Work instructions ->
What is the number of lines containing "ouverture"? Give only that number.

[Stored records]
━━━━━━━━━━━━━━━━━━━━

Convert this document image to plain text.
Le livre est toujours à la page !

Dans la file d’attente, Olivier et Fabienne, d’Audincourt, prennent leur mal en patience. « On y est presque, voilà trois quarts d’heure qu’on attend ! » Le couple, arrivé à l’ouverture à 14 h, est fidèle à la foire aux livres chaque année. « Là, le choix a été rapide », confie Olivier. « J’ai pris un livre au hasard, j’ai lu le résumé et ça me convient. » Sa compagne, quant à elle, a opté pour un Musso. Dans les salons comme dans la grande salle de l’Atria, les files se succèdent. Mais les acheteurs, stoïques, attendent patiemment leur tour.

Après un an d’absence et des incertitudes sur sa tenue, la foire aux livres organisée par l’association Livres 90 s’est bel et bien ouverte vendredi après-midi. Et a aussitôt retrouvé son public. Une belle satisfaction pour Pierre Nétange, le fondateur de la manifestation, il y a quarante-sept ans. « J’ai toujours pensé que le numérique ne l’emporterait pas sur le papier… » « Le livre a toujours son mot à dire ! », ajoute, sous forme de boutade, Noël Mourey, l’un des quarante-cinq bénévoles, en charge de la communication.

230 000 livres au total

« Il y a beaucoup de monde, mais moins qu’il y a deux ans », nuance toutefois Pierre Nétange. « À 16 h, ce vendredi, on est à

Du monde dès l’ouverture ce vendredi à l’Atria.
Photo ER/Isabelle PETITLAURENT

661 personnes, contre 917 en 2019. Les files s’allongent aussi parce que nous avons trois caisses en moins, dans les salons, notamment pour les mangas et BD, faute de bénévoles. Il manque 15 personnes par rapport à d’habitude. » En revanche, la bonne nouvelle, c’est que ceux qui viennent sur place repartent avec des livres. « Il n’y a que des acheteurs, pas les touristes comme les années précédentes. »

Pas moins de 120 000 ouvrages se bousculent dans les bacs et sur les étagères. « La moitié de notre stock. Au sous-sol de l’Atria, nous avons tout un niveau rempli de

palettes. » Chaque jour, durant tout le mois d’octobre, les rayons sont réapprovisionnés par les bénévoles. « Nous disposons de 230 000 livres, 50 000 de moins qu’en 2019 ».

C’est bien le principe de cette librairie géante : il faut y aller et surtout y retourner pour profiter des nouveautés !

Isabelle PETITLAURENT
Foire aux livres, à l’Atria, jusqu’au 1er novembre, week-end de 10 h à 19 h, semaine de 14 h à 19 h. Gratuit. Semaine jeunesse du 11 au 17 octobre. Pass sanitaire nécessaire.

━━━━━━━━━━━━━━━━━━━━

Written solution ->
2